Supplied records:
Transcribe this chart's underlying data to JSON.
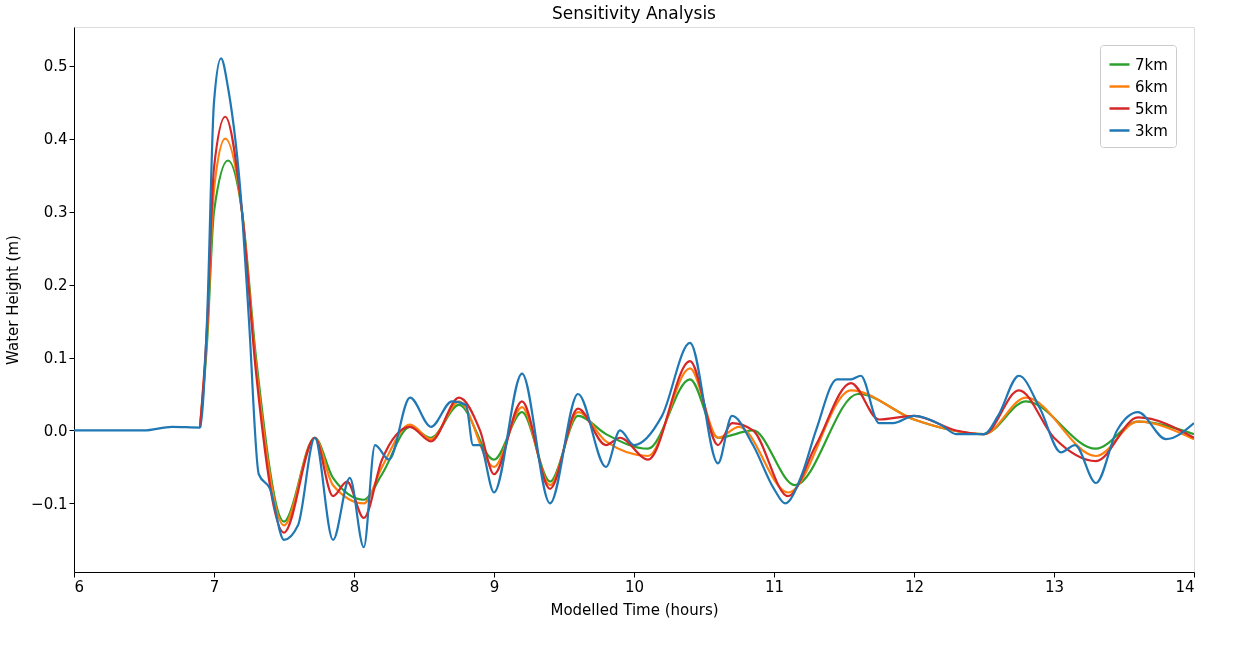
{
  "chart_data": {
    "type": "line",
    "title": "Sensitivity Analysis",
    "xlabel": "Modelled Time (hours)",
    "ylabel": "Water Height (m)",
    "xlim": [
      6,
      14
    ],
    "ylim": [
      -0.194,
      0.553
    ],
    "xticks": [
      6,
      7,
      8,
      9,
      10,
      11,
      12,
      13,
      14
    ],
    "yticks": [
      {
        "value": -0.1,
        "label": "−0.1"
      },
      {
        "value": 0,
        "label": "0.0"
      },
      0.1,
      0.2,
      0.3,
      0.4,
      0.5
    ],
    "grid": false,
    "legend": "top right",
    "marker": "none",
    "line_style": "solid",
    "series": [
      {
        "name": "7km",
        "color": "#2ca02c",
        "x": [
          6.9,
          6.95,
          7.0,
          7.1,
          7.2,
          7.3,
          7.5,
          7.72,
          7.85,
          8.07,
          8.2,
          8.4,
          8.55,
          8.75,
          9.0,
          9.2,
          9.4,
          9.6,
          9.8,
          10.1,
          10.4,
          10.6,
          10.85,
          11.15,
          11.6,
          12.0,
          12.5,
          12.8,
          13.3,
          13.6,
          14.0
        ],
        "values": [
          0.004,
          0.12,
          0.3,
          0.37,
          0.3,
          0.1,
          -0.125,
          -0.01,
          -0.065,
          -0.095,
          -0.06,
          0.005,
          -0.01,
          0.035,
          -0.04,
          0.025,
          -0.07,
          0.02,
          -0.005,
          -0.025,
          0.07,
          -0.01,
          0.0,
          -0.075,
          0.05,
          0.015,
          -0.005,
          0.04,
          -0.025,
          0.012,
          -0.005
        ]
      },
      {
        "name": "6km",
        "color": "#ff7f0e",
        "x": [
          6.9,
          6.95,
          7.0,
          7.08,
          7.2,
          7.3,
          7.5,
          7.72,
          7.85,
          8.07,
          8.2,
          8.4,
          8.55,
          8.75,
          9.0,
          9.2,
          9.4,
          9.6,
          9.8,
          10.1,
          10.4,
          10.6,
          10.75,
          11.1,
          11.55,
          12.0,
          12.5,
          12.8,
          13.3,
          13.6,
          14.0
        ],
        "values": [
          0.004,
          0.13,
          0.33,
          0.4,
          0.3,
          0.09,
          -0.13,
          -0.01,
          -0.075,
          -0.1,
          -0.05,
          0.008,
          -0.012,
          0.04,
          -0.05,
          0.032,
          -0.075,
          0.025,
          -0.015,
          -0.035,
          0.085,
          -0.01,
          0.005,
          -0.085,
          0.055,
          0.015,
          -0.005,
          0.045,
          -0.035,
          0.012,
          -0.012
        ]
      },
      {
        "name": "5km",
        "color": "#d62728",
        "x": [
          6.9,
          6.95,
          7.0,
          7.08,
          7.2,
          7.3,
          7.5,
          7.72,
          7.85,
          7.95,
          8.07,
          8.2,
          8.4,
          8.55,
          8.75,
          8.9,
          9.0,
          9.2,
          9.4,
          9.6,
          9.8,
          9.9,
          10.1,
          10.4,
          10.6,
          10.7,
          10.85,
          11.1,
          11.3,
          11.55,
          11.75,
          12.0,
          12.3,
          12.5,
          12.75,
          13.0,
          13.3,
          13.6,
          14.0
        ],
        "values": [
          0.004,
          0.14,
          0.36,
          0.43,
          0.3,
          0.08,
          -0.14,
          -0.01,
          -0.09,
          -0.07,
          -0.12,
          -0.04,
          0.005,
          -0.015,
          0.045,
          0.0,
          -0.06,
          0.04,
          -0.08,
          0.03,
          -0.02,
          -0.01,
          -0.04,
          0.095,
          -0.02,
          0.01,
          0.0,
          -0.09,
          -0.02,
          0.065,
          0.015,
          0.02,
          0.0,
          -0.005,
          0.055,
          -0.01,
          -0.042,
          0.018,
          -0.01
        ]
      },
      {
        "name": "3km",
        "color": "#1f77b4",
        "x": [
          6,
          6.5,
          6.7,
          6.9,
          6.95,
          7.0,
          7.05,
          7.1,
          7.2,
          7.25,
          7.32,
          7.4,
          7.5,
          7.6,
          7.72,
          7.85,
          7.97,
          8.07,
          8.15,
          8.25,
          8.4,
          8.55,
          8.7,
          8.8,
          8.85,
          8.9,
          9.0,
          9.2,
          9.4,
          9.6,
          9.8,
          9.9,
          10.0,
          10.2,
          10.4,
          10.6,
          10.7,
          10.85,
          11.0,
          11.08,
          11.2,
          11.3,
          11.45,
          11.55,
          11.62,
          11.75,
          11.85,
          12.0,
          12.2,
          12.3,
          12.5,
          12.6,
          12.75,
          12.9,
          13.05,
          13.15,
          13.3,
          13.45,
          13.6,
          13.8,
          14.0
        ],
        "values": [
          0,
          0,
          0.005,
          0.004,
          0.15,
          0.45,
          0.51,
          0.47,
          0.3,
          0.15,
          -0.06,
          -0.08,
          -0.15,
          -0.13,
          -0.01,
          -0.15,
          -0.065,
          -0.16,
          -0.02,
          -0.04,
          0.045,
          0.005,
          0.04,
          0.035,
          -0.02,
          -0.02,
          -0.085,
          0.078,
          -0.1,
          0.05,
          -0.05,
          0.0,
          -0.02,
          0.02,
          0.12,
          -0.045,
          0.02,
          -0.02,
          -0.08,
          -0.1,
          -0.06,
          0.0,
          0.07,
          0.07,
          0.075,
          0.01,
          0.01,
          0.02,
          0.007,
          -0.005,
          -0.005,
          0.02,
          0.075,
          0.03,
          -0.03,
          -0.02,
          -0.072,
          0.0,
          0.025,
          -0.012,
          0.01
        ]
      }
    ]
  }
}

What you have to do:
Transcribe the records word for word and include no pictures.

Result below:
Transcribe this chart's underlying data to JSON.
{
  "chart_data": {
    "type": "line",
    "title": "Sensitivity Analysis",
    "xlabel": "Modelled Time (hours)",
    "ylabel": "Water Height (m)",
    "xlim": [
      6,
      14
    ],
    "ylim": [
      -0.194,
      0.553
    ],
    "xticks": [
      6,
      7,
      8,
      9,
      10,
      11,
      12,
      13,
      14
    ],
    "yticks": [
      {
        "value": -0.1,
        "label": "−0.1"
      },
      {
        "value": 0,
        "label": "0.0"
      },
      0.1,
      0.2,
      0.3,
      0.4,
      0.5
    ],
    "grid": false,
    "legend": "top right",
    "marker": "none",
    "line_style": "solid",
    "series": [
      {
        "name": "7km",
        "color": "#2ca02c",
        "x": [
          6.9,
          6.95,
          7.0,
          7.1,
          7.2,
          7.3,
          7.5,
          7.72,
          7.85,
          8.07,
          8.2,
          8.4,
          8.55,
          8.75,
          9.0,
          9.2,
          9.4,
          9.6,
          9.8,
          10.1,
          10.4,
          10.6,
          10.85,
          11.15,
          11.6,
          12.0,
          12.5,
          12.8,
          13.3,
          13.6,
          14.0
        ],
        "values": [
          0.004,
          0.12,
          0.3,
          0.37,
          0.3,
          0.1,
          -0.125,
          -0.01,
          -0.065,
          -0.095,
          -0.06,
          0.005,
          -0.01,
          0.035,
          -0.04,
          0.025,
          -0.07,
          0.02,
          -0.005,
          -0.025,
          0.07,
          -0.01,
          0.0,
          -0.075,
          0.05,
          0.015,
          -0.005,
          0.04,
          -0.025,
          0.012,
          -0.005
        ]
      },
      {
        "name": "6km",
        "color": "#ff7f0e",
        "x": [
          6.9,
          6.95,
          7.0,
          7.08,
          7.2,
          7.3,
          7.5,
          7.72,
          7.85,
          8.07,
          8.2,
          8.4,
          8.55,
          8.75,
          9.0,
          9.2,
          9.4,
          9.6,
          9.8,
          10.1,
          10.4,
          10.6,
          10.75,
          11.1,
          11.55,
          12.0,
          12.5,
          12.8,
          13.3,
          13.6,
          14.0
        ],
        "values": [
          0.004,
          0.13,
          0.33,
          0.4,
          0.3,
          0.09,
          -0.13,
          -0.01,
          -0.075,
          -0.1,
          -0.05,
          0.008,
          -0.012,
          0.04,
          -0.05,
          0.032,
          -0.075,
          0.025,
          -0.015,
          -0.035,
          0.085,
          -0.01,
          0.005,
          -0.085,
          0.055,
          0.015,
          -0.005,
          0.045,
          -0.035,
          0.012,
          -0.012
        ]
      },
      {
        "name": "5km",
        "color": "#d62728",
        "x": [
          6.9,
          6.95,
          7.0,
          7.08,
          7.2,
          7.3,
          7.5,
          7.72,
          7.85,
          7.95,
          8.07,
          8.2,
          8.4,
          8.55,
          8.75,
          8.9,
          9.0,
          9.2,
          9.4,
          9.6,
          9.8,
          9.9,
          10.1,
          10.4,
          10.6,
          10.7,
          10.85,
          11.1,
          11.3,
          11.55,
          11.75,
          12.0,
          12.3,
          12.5,
          12.75,
          13.0,
          13.3,
          13.6,
          14.0
        ],
        "values": [
          0.004,
          0.14,
          0.36,
          0.43,
          0.3,
          0.08,
          -0.14,
          -0.01,
          -0.09,
          -0.07,
          -0.12,
          -0.04,
          0.005,
          -0.015,
          0.045,
          0.0,
          -0.06,
          0.04,
          -0.08,
          0.03,
          -0.02,
          -0.01,
          -0.04,
          0.095,
          -0.02,
          0.01,
          0.0,
          -0.09,
          -0.02,
          0.065,
          0.015,
          0.02,
          0.0,
          -0.005,
          0.055,
          -0.01,
          -0.042,
          0.018,
          -0.01
        ]
      },
      {
        "name": "3km",
        "color": "#1f77b4",
        "x": [
          6,
          6.5,
          6.7,
          6.9,
          6.95,
          7.0,
          7.05,
          7.1,
          7.2,
          7.25,
          7.32,
          7.4,
          7.5,
          7.6,
          7.72,
          7.85,
          7.97,
          8.07,
          8.15,
          8.25,
          8.4,
          8.55,
          8.7,
          8.8,
          8.85,
          8.9,
          9.0,
          9.2,
          9.4,
          9.6,
          9.8,
          9.9,
          10.0,
          10.2,
          10.4,
          10.6,
          10.7,
          10.85,
          11.0,
          11.08,
          11.2,
          11.3,
          11.45,
          11.55,
          11.62,
          11.75,
          11.85,
          12.0,
          12.2,
          12.3,
          12.5,
          12.6,
          12.75,
          12.9,
          13.05,
          13.15,
          13.3,
          13.45,
          13.6,
          13.8,
          14.0
        ],
        "values": [
          0,
          0,
          0.005,
          0.004,
          0.15,
          0.45,
          0.51,
          0.47,
          0.3,
          0.15,
          -0.06,
          -0.08,
          -0.15,
          -0.13,
          -0.01,
          -0.15,
          -0.065,
          -0.16,
          -0.02,
          -0.04,
          0.045,
          0.005,
          0.04,
          0.035,
          -0.02,
          -0.02,
          -0.085,
          0.078,
          -0.1,
          0.05,
          -0.05,
          0.0,
          -0.02,
          0.02,
          0.12,
          -0.045,
          0.02,
          -0.02,
          -0.08,
          -0.1,
          -0.06,
          0.0,
          0.07,
          0.07,
          0.075,
          0.01,
          0.01,
          0.02,
          0.007,
          -0.005,
          -0.005,
          0.02,
          0.075,
          0.03,
          -0.03,
          -0.02,
          -0.072,
          0.0,
          0.025,
          -0.012,
          0.01
        ]
      }
    ]
  }
}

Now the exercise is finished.